───── Data entries ─────
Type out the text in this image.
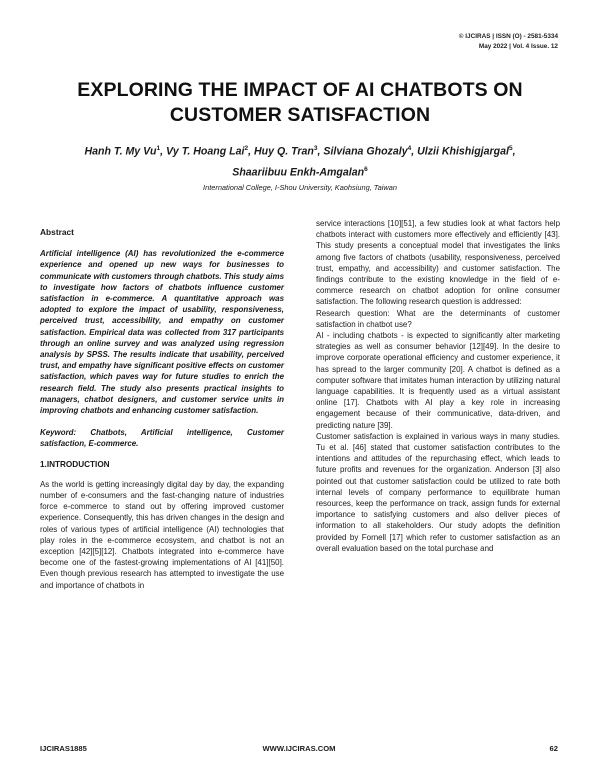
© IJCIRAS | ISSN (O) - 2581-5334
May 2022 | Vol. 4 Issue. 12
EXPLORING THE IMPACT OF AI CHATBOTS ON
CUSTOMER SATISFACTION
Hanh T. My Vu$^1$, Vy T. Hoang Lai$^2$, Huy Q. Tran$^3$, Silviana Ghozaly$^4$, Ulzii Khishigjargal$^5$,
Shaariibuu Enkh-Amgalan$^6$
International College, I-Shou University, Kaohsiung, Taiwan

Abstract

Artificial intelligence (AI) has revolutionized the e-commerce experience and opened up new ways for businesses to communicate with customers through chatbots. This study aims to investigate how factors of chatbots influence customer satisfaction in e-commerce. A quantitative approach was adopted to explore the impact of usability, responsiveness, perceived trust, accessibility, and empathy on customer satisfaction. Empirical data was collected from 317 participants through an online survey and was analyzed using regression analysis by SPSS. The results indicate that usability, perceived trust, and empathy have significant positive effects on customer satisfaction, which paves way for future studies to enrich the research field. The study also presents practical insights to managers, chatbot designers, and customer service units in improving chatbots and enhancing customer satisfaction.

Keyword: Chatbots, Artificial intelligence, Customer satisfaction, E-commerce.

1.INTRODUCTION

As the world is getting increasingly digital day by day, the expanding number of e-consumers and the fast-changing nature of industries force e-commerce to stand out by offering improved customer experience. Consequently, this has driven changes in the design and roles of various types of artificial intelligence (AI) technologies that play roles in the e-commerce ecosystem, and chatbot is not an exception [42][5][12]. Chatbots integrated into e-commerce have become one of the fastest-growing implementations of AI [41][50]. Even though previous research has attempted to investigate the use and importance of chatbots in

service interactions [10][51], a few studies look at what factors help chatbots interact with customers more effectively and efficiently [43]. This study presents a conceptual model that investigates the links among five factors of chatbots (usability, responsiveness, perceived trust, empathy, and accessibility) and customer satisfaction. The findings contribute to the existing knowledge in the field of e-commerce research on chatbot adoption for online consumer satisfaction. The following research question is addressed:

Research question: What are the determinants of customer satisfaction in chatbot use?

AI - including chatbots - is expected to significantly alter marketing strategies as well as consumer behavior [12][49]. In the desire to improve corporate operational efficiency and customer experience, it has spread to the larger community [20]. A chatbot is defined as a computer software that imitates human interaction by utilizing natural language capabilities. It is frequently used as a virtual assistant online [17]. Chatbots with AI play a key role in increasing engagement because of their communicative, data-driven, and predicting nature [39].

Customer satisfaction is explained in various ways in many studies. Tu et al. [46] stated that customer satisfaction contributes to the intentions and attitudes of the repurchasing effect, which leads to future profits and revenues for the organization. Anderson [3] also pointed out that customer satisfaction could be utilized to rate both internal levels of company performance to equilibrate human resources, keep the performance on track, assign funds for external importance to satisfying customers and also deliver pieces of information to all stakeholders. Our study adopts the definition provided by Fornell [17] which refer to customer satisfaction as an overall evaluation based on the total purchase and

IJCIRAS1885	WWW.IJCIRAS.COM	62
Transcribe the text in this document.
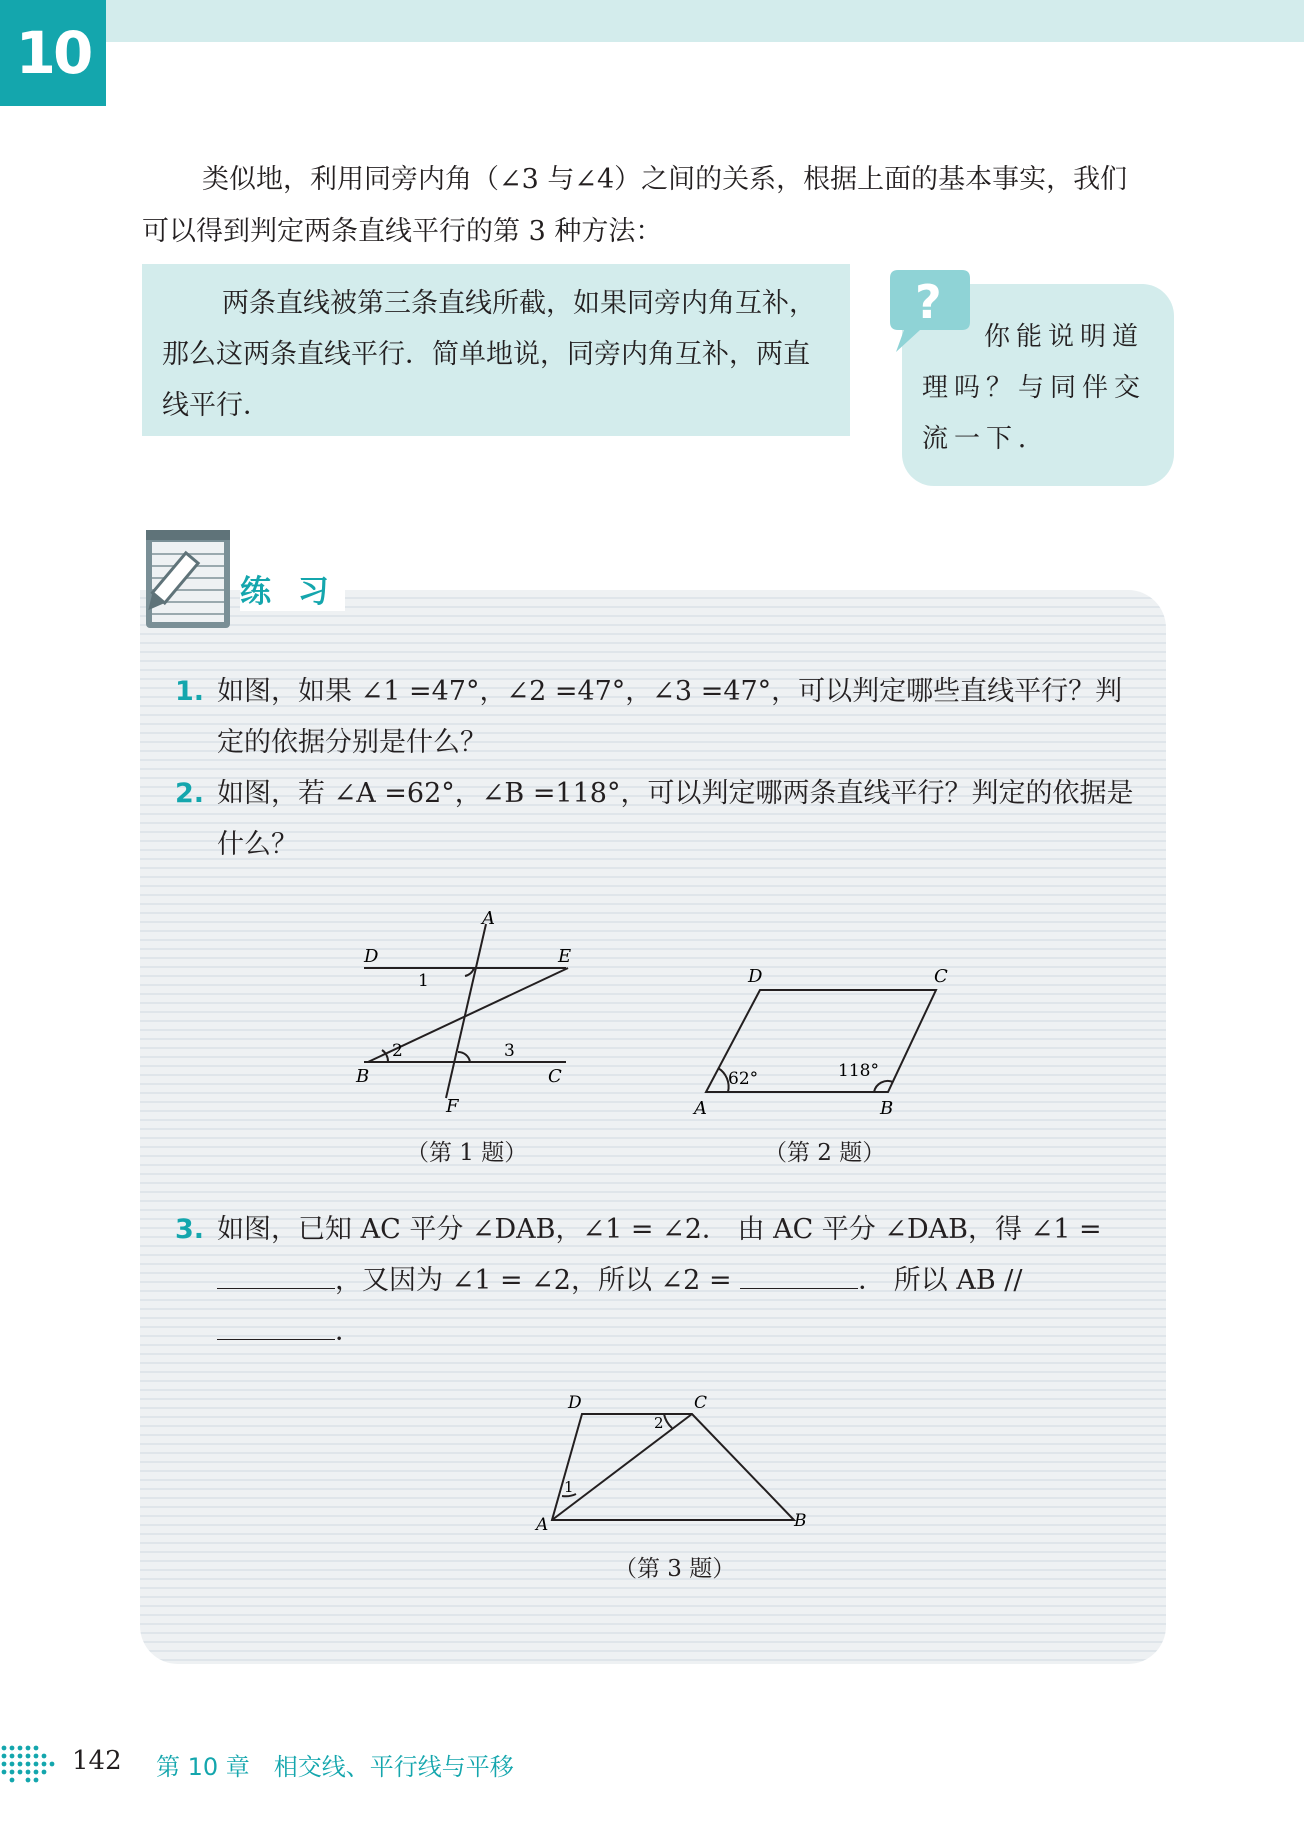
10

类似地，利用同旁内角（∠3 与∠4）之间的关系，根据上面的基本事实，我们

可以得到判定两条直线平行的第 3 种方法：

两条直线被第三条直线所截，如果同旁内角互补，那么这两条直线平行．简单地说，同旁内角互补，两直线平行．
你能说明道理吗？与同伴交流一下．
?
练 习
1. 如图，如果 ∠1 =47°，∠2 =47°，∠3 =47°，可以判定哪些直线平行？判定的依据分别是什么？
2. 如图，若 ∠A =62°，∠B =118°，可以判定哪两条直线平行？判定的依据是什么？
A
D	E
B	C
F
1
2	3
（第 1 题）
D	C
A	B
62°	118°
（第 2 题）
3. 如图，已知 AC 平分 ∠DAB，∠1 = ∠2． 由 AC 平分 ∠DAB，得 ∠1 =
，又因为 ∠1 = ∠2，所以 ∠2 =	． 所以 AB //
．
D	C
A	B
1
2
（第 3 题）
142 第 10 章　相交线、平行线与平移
─────
───── Data entries ─────
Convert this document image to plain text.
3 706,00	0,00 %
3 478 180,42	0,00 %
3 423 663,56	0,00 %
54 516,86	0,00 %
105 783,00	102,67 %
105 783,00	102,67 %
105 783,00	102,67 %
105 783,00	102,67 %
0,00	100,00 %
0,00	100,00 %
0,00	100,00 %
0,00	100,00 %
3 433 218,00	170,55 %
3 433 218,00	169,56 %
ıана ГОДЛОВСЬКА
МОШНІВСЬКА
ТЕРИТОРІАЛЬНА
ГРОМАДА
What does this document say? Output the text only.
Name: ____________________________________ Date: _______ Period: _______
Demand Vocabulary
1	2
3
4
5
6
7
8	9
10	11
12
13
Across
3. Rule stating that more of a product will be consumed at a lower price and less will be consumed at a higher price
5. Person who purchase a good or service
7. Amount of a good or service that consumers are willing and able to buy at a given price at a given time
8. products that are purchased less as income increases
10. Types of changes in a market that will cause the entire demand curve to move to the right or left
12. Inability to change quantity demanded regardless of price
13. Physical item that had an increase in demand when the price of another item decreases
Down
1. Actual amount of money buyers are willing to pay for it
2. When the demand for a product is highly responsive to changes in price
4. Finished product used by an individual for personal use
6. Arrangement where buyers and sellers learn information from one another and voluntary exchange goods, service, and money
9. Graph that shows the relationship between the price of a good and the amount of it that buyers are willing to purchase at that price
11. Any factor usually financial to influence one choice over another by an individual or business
─────
Read the lines above. Gather those in which the string "text" is found.

Type out the text in this image.
Transcribe the text in this document.
Convert this document image to plain text.
What does this document say? Output the text only.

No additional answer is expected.